Search the data for the word "entitled". Reproduce every line where it is found.

> Data
********
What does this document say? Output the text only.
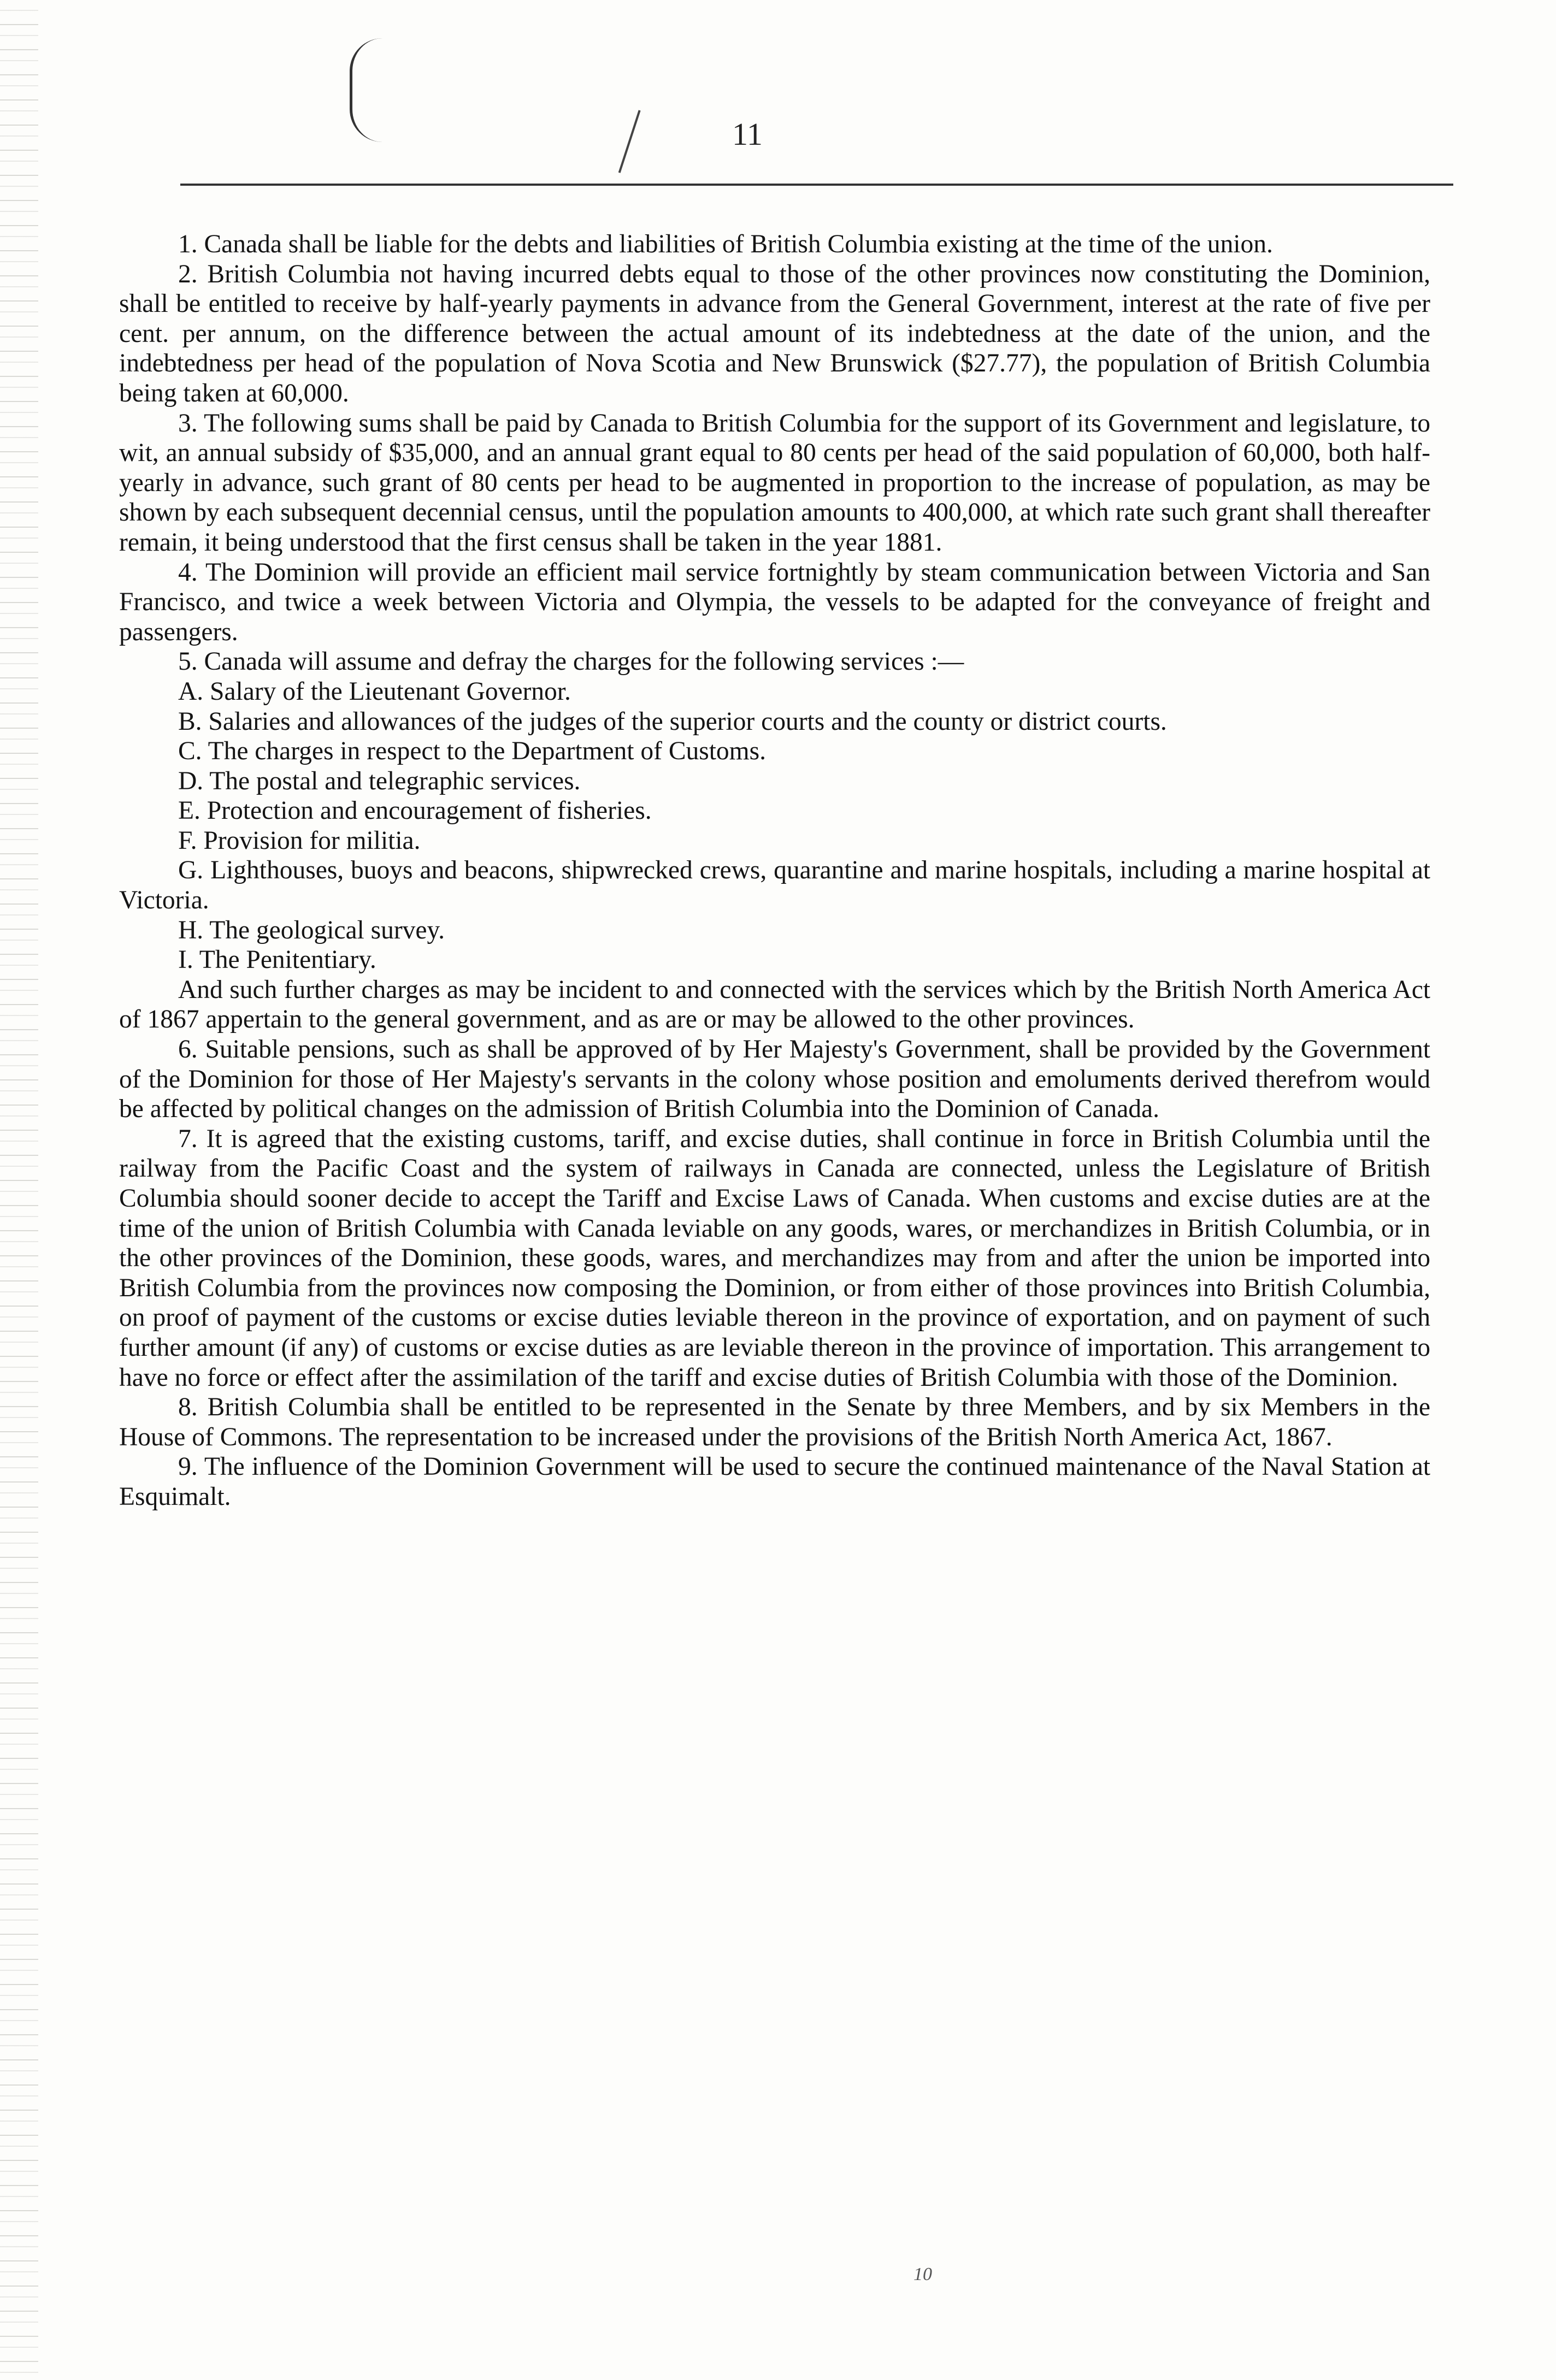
11

1. Canada shall be liable for the debts and liabilities of British Columbia existing at the time of the union.

2. British Columbia not having incurred debts equal to those of the other provinces now constituting the Dominion, shall be entitled to receive by half-yearly payments in advance from the General Government, interest at the rate of five per cent. per annum, on the difference between the actual amount of its indebtedness at the date of the union, and the indebtedness per head of the population of Nova Scotia and New Brunswick ($27.77), the population of British Columbia being taken at 60,000.

3. The following sums shall be paid by Canada to British Columbia for the support of its Government and legislature, to wit, an annual subsidy of $35,000, and an annual grant equal to 80 cents per head of the said population of 60,000, both half-yearly in advance, such grant of 80 cents per head to be augmented in proportion to the increase of population, as may be shown by each subsequent decennial census, until the population amounts to 400,000, at which rate such grant shall thereafter remain, it being understood that the first census shall be taken in the year 1881.

4. The Dominion will provide an efficient mail service fortnightly by steam communication between Victoria and San Francisco, and twice a week between Victoria and Olympia, the vessels to be adapted for the conveyance of freight and passengers.

5. Canada will assume and defray the charges for the following services :—

A. Salary of the Lieutenant Governor.

B. Salaries and allowances of the judges of the superior courts and the county or district courts.

C. The charges in respect to the Department of Customs.

D. The postal and telegraphic services.

E. Protection and encouragement of fisheries.

F. Provision for militia.

G. Lighthouses, buoys and beacons, shipwrecked crews, quarantine and marine hospitals, including a marine hospital at Victoria.

H. The geological survey.

I. The Penitentiary.

And such further charges as may be incident to and connected with the services which by the British North America Act of 1867 appertain to the general government, and as are or may be allowed to the other provinces.

6. Suitable pensions, such as shall be approved of by Her Majesty's Government, shall be provided by the Government of the Dominion for those of Her Majesty's servants in the colony whose position and emoluments derived therefrom would be affected by political changes on the admission of British Columbia into the Dominion of Canada.

7. It is agreed that the existing customs, tariff, and excise duties, shall continue in force in British Columbia until the railway from the Pacific Coast and the system of railways in Canada are connected, unless the Legislature of British Columbia should sooner decide to accept the Tariff and Excise Laws of Canada. When customs and excise duties are at the time of the union of British Columbia with Canada leviable on any goods, wares, or merchandizes in British Columbia, or in the other provinces of the Dominion, these goods, wares, and merchandizes may from and after the union be imported into British Columbia from the provinces now composing the Dominion, or from either of those provinces into British Columbia, on proof of payment of the customs or excise duties leviable thereon in the province of exportation, and on payment of such further amount (if any) of customs or excise duties as are leviable thereon in the province of importation. This arrangement to have no force or effect after the assimilation of the tariff and excise duties of British Columbia with those of the Dominion.

8. British Columbia shall be entitled to be represented in the Senate by three Members, and by six Members in the House of Commons. The representation to be increased under the provisions of the British North America Act, 1867.

9. The influence of the Dominion Government will be used to secure the continued maintenance of the Naval Station at Esquimalt.

10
********
> Solution for this task
2. British Columbia not having incurred debts equal to those of the other provinces now constituting the Dominion, shall be entitled to receive by half-yearly payments in advance from the General Government, interest at the rate of five per cent. per annum, on the difference between the actual amount of its indebtedness at the date of the union, and the indebtedness per head of the population of Nova Scotia and New Brunswick ($27.77), the population of British Columbia being taken at 60,000.
8. British Columbia shall be entitled to be represented in the Senate by three Members, and by six Members in the House of Commons. The representation to be increased under the provisions of the British North America Act, 1867.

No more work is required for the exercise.